DOCUMENT SECTION
-------------------------
# to-do list
1) extract feature
2) label ([exc, hap, sur] 21%,[neu, fru] 42%,[fea, ang, sad, dis] 38%) -> 1 file.csv
3) process dims (double), bias (remove)
- add noise
- process real data

In [3]:
# !pip install torchaudio
# !pip install torch
# !pip install soundfile
#!pip install PySoundFile
# print(torchaudio.__version__)
# print(torch.__version__)
#!pip install numpy

In [9]:
import os, shutil
import torchaudio
from io import StringIO
import torch
import sndhdr
import soundfile
import csv,glob
import pandas as pd
import numpy as np

## 1) EXTRACT FEATURE

In [62]:
def link_to_data():
    # Define the path to your data folder
    data_folder_path = os.path.join('..', 'IEMOCAP_release_full')

    # Create a link to the data folder
    data_folder_link = os.path.dirname(os.path.abspath(data_folder_path))

    # Print the link
    return(data_folder_link)

In [63]:
#Đọc link file
def read_link_wav(type = ('sentences', 'dialog'), sessions = [1,2,3,4,5]):
    source = link_to_data()
-------------------------
PROBLEM DESCRIPTION
Can you retype the section of the audio feature notebook above, starting at "## 1) EXTRACT" and ending at "return(data_folder_link)", with every character unchanged?

DATA ROWS
-------------------------
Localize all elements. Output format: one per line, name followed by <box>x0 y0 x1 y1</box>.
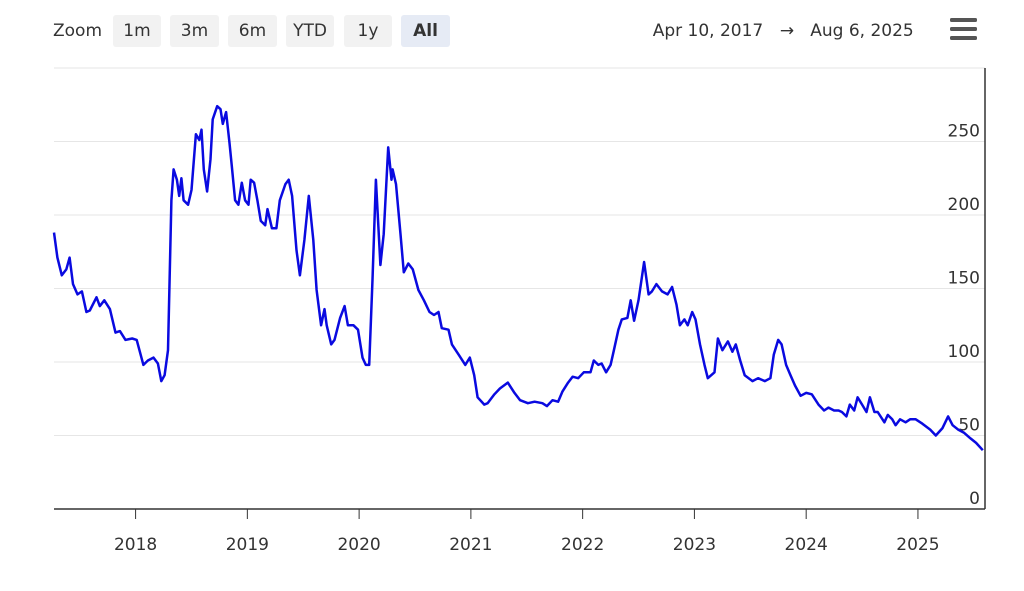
-------------------------
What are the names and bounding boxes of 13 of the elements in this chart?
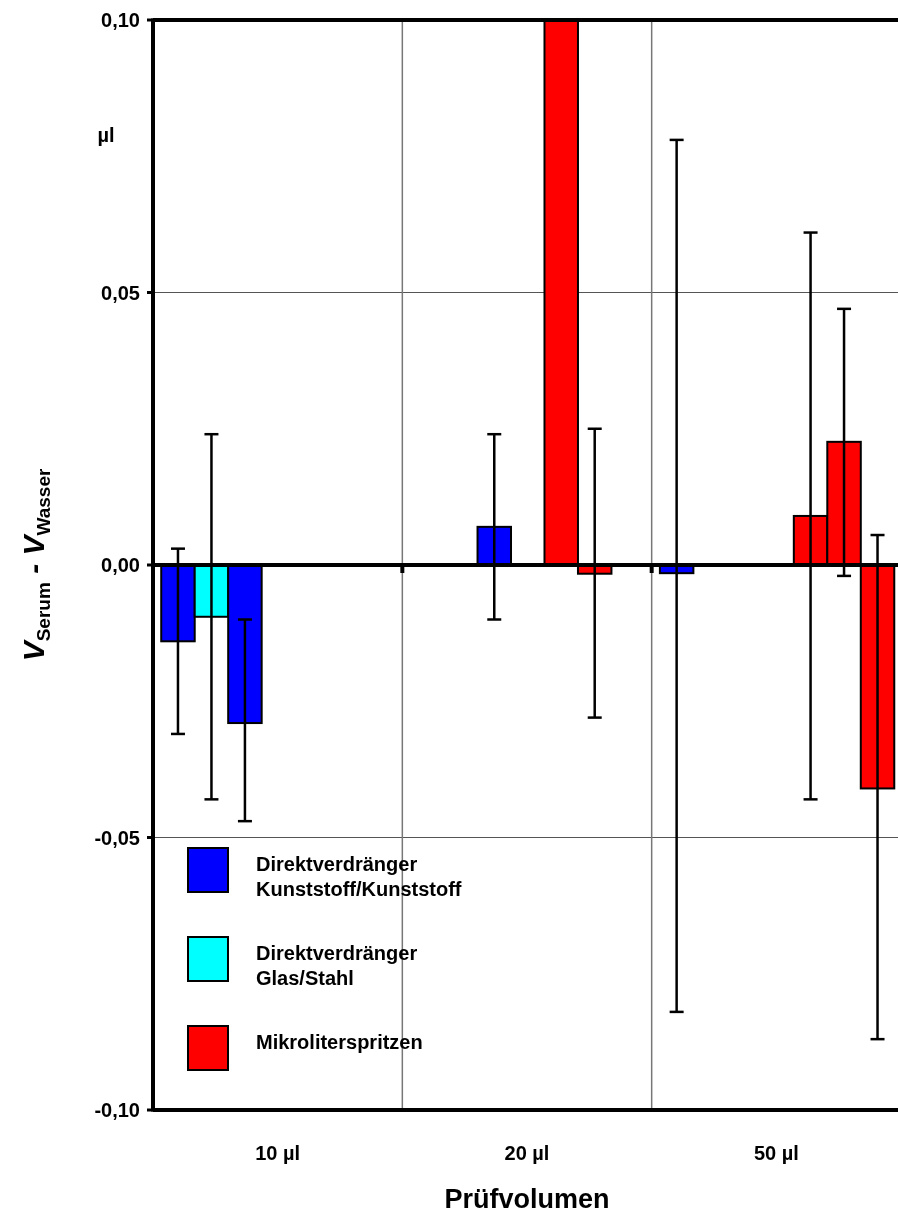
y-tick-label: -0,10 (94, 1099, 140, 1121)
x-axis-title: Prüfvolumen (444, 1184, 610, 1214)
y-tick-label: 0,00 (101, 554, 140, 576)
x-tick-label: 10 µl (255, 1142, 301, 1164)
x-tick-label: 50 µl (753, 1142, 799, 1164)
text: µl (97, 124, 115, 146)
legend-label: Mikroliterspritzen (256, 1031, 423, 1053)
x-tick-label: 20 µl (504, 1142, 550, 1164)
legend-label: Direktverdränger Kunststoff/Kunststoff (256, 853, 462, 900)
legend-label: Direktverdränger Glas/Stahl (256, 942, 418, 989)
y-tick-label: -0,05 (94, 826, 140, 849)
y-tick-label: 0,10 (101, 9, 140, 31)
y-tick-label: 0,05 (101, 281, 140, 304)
-------------------------
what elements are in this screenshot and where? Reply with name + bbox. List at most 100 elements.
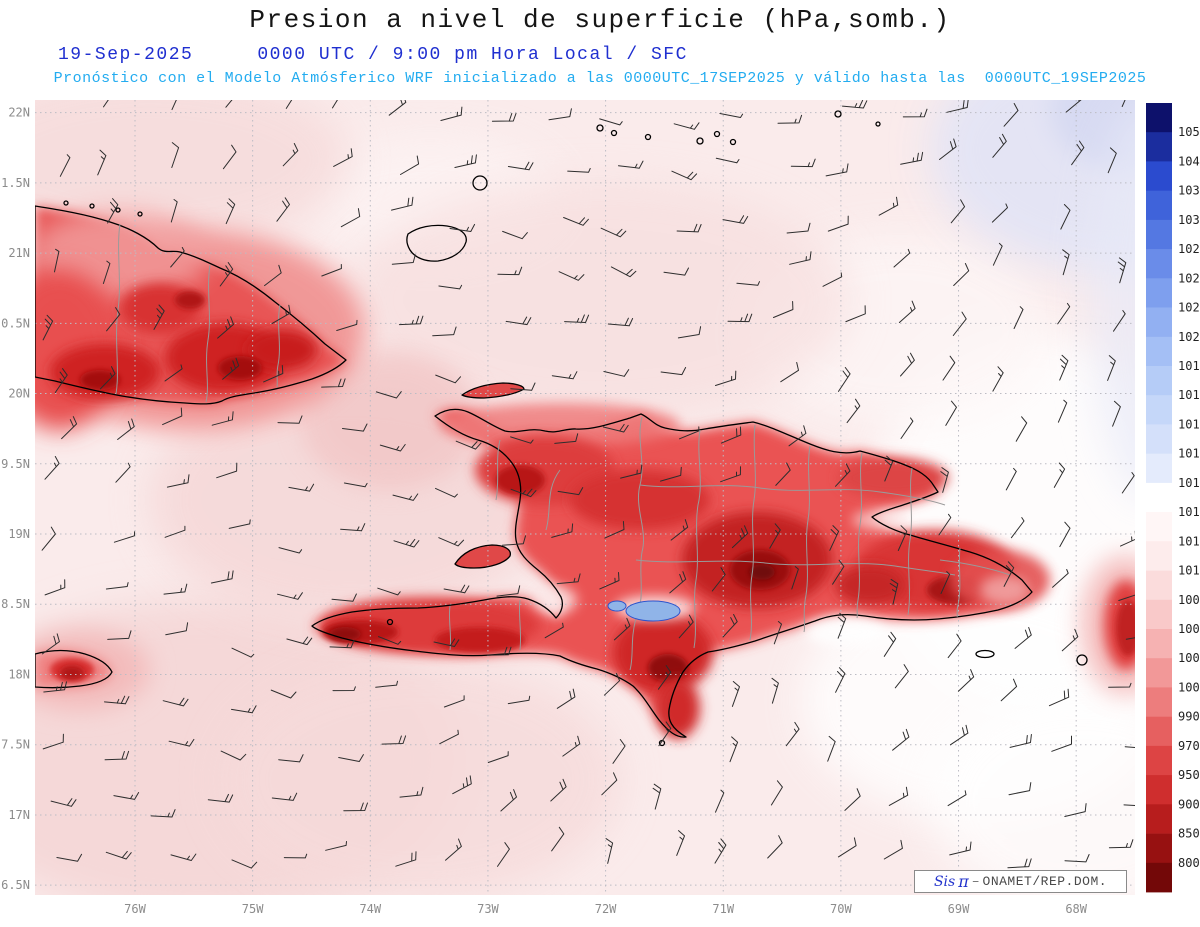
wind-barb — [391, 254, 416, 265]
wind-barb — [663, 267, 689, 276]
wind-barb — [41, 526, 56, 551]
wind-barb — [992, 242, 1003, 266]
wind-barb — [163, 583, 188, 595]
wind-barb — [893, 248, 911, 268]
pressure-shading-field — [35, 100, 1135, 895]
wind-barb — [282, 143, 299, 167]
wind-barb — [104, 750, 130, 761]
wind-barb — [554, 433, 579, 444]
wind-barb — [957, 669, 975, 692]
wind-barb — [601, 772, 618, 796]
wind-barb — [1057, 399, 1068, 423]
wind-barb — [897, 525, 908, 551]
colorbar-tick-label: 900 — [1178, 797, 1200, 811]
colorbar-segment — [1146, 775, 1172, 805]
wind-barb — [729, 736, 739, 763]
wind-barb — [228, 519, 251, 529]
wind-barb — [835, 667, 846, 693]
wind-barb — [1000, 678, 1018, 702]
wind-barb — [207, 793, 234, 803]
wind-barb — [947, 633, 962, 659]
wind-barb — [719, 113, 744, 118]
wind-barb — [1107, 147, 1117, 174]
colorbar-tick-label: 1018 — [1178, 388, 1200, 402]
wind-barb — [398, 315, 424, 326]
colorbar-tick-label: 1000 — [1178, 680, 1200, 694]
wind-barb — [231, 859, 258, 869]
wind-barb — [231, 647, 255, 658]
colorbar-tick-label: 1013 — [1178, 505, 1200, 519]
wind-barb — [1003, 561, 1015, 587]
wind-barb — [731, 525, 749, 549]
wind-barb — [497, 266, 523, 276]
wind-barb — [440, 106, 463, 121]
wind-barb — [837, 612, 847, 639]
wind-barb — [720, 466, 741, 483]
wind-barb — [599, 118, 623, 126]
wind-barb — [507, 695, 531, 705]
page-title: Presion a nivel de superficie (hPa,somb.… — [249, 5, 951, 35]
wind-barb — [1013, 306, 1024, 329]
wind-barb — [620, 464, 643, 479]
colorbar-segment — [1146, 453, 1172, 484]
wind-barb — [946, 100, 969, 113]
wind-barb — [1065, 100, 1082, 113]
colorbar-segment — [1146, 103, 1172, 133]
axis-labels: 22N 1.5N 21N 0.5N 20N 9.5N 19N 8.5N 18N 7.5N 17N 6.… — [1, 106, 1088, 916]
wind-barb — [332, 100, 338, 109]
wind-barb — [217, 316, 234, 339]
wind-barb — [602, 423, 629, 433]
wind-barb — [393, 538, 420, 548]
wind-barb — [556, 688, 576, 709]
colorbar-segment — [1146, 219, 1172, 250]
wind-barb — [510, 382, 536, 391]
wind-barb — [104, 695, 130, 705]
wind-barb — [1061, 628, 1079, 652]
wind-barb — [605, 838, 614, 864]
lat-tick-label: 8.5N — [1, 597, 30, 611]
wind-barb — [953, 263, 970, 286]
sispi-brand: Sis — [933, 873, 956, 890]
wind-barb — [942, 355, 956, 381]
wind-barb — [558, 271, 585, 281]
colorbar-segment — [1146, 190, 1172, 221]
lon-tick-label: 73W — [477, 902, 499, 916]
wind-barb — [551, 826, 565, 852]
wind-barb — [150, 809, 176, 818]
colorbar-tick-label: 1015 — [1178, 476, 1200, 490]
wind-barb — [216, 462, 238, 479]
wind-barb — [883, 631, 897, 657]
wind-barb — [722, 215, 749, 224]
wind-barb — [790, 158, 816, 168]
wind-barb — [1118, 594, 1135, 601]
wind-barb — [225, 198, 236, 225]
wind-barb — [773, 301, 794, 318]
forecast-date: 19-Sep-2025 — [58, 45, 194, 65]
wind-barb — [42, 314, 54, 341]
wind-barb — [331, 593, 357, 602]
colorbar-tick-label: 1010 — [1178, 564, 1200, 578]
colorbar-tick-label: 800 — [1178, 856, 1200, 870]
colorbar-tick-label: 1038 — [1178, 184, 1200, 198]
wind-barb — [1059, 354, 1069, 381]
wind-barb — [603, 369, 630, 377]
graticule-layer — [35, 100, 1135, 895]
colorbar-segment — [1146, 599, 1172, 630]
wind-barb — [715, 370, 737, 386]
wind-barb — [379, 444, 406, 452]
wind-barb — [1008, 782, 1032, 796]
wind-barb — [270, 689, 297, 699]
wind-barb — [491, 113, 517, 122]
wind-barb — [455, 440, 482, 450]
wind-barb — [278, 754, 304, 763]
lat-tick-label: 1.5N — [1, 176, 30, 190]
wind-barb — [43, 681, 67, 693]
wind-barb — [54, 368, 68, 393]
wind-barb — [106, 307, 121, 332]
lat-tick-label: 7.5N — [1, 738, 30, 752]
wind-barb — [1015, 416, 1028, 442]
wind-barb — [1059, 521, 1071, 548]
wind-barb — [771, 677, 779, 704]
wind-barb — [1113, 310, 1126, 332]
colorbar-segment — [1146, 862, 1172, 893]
-------------------------
FULL ANSWER
## 1) EXTRACT FEATURE

In [62]:
def link_to_data():
    # Define the path to your data folder
    data_folder_path = os.path.join('..', 'IEMOCAP_release_full')

    # Create a link to the data folder
    data_folder_link = os.path.dirname(os.path.abspath(data_folder_path))

    # Print the link
    return(data_folder_link)